• **What this task involves**
Which lines hold the word "抱膝灯前影伴身"? Show each of them.

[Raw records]
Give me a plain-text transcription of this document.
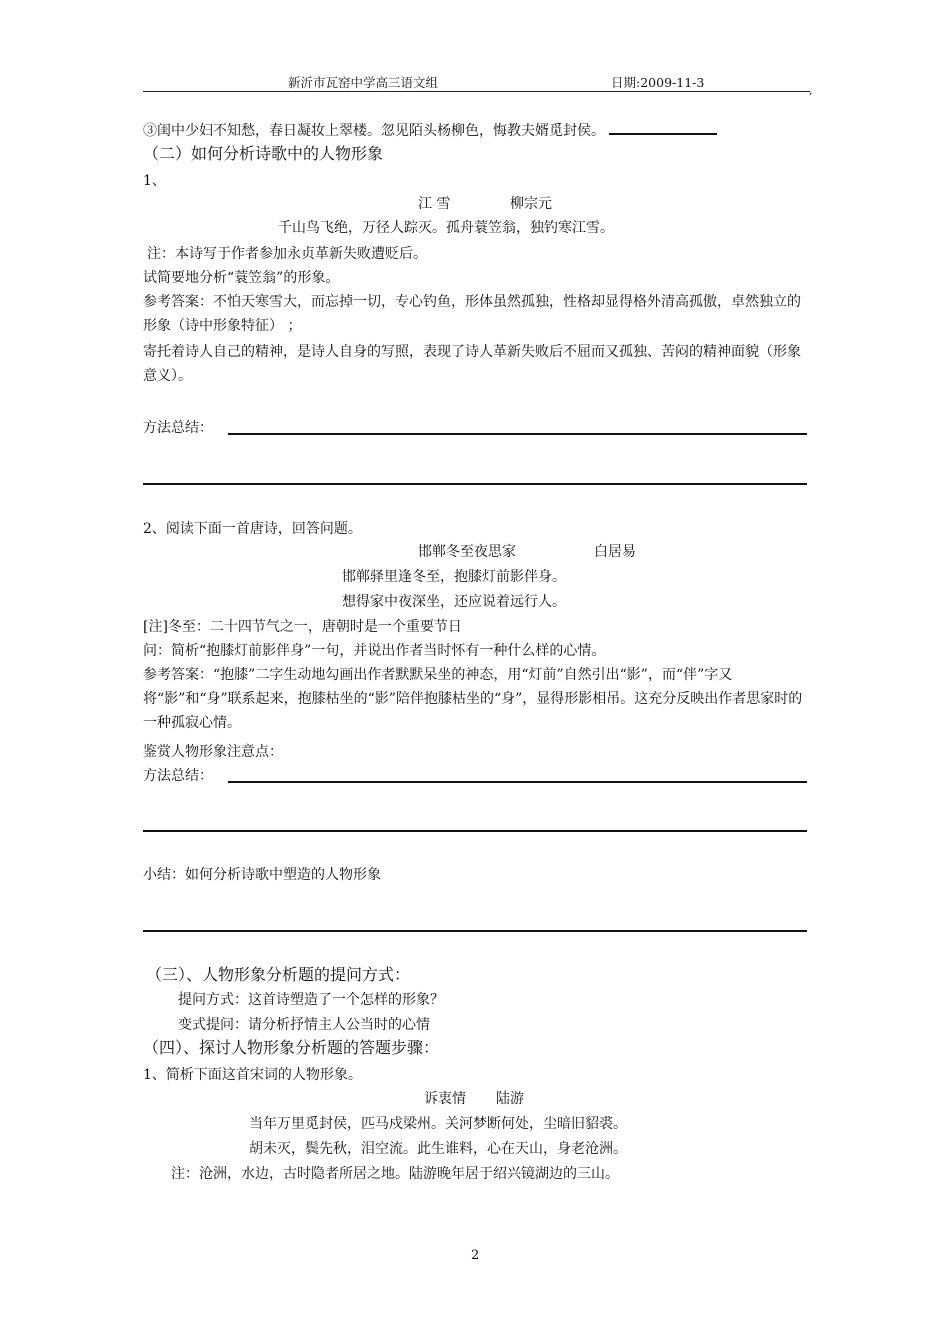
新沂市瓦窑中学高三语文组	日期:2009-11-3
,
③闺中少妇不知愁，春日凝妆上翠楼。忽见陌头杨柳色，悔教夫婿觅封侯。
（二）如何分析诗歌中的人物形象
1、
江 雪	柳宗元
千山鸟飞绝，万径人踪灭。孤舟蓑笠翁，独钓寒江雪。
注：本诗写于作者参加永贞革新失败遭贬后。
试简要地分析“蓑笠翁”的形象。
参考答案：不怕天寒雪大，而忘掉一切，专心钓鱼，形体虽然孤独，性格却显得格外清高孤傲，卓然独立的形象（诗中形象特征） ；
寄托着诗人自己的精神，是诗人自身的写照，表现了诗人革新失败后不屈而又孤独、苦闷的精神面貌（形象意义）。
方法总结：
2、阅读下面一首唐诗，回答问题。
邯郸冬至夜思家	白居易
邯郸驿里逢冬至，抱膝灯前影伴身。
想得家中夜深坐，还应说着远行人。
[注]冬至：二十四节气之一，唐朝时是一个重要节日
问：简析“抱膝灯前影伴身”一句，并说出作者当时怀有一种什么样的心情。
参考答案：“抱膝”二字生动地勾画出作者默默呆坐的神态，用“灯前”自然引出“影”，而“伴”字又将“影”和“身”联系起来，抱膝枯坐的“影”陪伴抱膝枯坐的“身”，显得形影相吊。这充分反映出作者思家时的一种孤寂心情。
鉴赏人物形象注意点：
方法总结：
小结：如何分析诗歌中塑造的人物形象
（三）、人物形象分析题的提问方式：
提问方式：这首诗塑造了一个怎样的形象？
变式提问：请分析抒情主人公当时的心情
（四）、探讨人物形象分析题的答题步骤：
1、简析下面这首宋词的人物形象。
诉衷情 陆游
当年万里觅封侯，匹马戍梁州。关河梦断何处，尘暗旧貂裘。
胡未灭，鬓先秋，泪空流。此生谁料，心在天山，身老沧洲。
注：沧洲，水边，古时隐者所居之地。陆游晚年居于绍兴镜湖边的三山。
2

• **Result below**
邯郸驿里逢冬至，抱膝灯前影伴身。
问：简析“抱膝灯前影伴身”一句，并说出作者当时怀有一种什么样的心情。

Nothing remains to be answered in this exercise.